Exercise prompt: Starting at the beginning of the material and ending with the line that contains "- legend-item[interactable]: EBIT: [208, 527, 252, 541]", write out those lines again with "gridline" switched to "grid-line" and everything else unchanged. Give only those lines.
[Start Listed records]
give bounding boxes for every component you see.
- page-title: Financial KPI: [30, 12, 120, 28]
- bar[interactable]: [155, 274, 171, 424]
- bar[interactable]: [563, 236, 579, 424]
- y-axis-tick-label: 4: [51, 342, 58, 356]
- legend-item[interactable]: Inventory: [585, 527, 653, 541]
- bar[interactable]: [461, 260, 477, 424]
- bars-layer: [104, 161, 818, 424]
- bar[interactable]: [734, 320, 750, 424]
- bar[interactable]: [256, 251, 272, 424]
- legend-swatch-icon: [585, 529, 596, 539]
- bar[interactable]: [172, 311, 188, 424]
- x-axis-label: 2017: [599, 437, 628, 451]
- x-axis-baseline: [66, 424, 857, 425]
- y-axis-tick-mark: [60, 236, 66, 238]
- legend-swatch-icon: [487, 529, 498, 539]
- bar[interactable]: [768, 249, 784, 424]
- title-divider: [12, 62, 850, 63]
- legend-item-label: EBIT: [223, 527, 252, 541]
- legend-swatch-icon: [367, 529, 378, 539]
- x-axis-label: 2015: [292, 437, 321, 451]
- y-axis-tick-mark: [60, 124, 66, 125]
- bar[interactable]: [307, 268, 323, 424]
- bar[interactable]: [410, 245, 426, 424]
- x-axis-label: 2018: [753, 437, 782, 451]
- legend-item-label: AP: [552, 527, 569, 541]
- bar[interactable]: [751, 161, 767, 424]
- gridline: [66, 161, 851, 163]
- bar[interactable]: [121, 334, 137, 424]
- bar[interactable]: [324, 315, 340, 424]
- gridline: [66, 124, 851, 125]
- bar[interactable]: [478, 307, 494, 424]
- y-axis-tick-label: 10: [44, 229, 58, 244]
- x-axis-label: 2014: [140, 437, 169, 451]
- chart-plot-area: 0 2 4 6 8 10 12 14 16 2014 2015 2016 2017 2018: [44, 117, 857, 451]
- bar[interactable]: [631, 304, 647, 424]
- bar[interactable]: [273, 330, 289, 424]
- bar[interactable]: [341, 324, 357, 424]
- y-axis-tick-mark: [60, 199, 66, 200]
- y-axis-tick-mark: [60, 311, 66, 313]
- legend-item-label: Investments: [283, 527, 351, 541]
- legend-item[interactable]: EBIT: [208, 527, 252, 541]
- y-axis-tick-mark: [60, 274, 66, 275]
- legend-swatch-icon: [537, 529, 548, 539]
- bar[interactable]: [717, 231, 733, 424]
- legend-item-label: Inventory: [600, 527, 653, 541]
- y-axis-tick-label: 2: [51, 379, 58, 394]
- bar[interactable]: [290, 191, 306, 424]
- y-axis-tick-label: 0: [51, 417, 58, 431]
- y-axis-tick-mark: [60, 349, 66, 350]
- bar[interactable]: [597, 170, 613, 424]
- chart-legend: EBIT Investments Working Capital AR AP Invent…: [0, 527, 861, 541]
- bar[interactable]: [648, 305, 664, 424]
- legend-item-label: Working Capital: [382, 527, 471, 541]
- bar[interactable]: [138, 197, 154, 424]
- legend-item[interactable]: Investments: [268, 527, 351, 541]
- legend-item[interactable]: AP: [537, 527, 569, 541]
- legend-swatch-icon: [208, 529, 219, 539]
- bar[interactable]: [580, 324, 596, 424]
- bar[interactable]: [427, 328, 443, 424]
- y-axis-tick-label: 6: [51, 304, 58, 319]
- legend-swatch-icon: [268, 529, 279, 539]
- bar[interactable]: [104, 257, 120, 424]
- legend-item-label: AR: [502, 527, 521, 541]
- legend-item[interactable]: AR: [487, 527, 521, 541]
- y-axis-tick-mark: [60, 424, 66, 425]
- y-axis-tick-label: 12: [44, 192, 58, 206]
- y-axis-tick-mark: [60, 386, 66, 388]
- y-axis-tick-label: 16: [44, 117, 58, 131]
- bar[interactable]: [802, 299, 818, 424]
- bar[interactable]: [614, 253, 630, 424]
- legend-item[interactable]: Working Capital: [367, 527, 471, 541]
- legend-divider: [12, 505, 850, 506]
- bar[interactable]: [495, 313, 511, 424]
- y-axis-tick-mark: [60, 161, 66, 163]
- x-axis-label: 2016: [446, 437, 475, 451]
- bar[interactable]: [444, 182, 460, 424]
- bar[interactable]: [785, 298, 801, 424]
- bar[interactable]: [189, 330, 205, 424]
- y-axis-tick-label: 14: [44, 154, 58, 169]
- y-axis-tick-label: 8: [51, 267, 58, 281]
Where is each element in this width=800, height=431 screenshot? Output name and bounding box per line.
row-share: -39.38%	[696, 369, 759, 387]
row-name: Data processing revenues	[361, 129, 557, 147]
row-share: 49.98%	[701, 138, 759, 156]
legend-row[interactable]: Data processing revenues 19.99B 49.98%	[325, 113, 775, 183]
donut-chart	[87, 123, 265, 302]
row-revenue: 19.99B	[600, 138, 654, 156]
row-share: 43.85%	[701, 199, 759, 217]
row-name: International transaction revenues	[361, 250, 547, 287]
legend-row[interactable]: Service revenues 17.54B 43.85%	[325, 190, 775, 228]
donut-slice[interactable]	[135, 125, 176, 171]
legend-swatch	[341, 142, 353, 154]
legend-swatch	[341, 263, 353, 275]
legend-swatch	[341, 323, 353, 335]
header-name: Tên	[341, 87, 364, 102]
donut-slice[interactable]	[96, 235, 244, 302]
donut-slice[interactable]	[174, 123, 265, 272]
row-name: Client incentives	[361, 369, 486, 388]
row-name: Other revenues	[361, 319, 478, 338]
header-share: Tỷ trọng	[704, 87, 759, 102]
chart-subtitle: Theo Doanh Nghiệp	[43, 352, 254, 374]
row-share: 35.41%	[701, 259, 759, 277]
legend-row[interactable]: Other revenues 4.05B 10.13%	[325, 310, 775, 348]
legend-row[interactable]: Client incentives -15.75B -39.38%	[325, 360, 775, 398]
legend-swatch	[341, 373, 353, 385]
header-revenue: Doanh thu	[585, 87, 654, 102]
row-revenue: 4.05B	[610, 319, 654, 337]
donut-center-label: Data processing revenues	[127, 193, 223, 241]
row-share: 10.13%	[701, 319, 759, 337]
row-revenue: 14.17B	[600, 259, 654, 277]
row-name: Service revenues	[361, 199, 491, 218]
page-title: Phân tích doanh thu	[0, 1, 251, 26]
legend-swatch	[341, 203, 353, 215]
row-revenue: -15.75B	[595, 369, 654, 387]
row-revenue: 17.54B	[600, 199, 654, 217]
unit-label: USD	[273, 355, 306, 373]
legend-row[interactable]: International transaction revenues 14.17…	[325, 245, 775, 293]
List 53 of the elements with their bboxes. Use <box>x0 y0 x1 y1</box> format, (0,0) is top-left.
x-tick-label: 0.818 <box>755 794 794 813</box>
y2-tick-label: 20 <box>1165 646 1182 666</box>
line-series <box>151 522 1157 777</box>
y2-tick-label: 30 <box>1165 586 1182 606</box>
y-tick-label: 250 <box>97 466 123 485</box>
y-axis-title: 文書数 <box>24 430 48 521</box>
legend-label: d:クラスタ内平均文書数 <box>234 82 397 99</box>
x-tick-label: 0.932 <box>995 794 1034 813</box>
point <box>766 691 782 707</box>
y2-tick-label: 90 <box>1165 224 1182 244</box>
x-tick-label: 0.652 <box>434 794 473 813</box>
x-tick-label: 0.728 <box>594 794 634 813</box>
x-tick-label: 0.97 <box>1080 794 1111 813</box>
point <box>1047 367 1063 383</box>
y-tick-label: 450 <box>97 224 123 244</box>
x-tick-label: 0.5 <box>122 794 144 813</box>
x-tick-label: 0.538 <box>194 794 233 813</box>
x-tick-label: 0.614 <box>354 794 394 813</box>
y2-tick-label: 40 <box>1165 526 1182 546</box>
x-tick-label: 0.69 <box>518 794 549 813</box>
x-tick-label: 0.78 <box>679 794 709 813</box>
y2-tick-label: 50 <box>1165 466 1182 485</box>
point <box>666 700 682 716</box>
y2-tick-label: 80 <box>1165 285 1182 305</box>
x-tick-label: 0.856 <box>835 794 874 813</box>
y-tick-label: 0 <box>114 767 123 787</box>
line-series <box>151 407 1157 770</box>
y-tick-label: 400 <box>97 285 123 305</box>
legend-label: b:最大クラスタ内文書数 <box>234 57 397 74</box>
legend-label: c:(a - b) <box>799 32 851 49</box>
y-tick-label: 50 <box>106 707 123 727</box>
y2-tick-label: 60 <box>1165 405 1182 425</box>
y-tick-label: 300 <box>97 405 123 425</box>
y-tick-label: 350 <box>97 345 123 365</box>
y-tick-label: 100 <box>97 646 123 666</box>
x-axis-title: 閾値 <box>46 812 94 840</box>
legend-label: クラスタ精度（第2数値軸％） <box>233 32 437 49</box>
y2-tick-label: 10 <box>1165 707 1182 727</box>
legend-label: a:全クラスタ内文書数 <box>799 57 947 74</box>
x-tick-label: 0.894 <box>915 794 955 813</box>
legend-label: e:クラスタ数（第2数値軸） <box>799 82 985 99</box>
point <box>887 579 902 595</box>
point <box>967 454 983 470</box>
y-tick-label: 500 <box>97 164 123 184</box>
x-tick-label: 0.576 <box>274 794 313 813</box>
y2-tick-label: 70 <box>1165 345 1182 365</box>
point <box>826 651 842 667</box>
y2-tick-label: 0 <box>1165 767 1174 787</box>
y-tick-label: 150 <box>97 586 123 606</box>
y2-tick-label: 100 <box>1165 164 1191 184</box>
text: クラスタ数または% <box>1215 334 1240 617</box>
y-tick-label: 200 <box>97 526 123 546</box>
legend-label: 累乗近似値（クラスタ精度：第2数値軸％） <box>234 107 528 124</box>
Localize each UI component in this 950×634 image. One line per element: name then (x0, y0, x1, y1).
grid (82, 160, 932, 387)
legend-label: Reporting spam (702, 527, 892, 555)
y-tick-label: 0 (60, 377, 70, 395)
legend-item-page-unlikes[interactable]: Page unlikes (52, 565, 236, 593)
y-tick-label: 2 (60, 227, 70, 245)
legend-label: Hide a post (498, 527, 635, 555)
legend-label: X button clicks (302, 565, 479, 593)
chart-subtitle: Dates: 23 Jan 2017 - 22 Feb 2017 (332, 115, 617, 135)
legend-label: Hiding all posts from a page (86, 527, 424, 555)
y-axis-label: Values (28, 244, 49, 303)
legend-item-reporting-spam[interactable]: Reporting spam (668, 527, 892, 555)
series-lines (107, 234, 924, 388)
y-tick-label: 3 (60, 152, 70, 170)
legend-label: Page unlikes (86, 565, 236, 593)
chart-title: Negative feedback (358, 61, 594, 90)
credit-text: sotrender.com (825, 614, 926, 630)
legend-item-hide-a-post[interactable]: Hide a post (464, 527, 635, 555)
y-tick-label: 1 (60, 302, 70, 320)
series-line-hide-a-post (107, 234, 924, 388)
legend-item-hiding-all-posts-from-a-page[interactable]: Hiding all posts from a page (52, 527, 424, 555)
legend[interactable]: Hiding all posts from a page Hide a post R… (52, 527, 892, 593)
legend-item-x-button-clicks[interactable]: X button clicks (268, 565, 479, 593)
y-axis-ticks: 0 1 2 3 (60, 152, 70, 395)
[End Listed records]
Response to the exercise:
give bounding boxes for every component you see.
- page-title: Financial KPI: [30, 12, 120, 28]
- bar[interactable]: [155, 274, 171, 424]
- bar[interactable]: [563, 236, 579, 424]
- y-axis-tick-label: 4: [51, 342, 58, 356]
- legend-item[interactable]: Inventory: [585, 527, 653, 541]
- bar[interactable]: [461, 260, 477, 424]
- bars-layer: [104, 161, 818, 424]
- bar[interactable]: [734, 320, 750, 424]
- bar[interactable]: [256, 251, 272, 424]
- legend-swatch-icon: [585, 529, 596, 539]
- bar[interactable]: [172, 311, 188, 424]
- x-axis-label: 2017: [599, 437, 628, 451]
- x-axis-baseline: [66, 424, 857, 425]
- y-axis-tick-mark: [60, 236, 66, 238]
- legend-swatch-icon: [487, 529, 498, 539]
- bar[interactable]: [768, 249, 784, 424]
- title-divider: [12, 62, 850, 63]
- legend-item-label: EBIT: [223, 527, 252, 541]
- legend-swatch-icon: [367, 529, 378, 539]
- x-axis-label: 2015: [292, 437, 321, 451]
- y-axis-tick-mark: [60, 124, 66, 125]
- bar[interactable]: [307, 268, 323, 424]
- bar[interactable]: [410, 245, 426, 424]
- x-axis-label: 2018: [753, 437, 782, 451]
- legend-item-label: AP: [552, 527, 569, 541]
- bar[interactable]: [751, 161, 767, 424]
- grid-line: [66, 161, 851, 163]
- bar[interactable]: [121, 334, 137, 424]
- bar[interactable]: [324, 315, 340, 424]
- grid-line: [66, 124, 851, 125]
- bar[interactable]: [478, 307, 494, 424]
- y-axis-tick-label: 10: [44, 229, 58, 244]
- x-axis-label: 2014: [140, 437, 169, 451]
- chart-plot-area: 0 2 4 6 8 10 12 14 16 2014 2015 2016 2017 2018: [44, 117, 857, 451]
- bar[interactable]: [631, 304, 647, 424]
- bar[interactable]: [273, 330, 289, 424]
- bar[interactable]: [341, 324, 357, 424]
- y-axis-tick-mark: [60, 199, 66, 200]
- y-axis-tick-mark: [60, 311, 66, 313]
- legend-item-label: Investments: [283, 527, 351, 541]
- legend-item[interactable]: EBIT: [208, 527, 252, 541]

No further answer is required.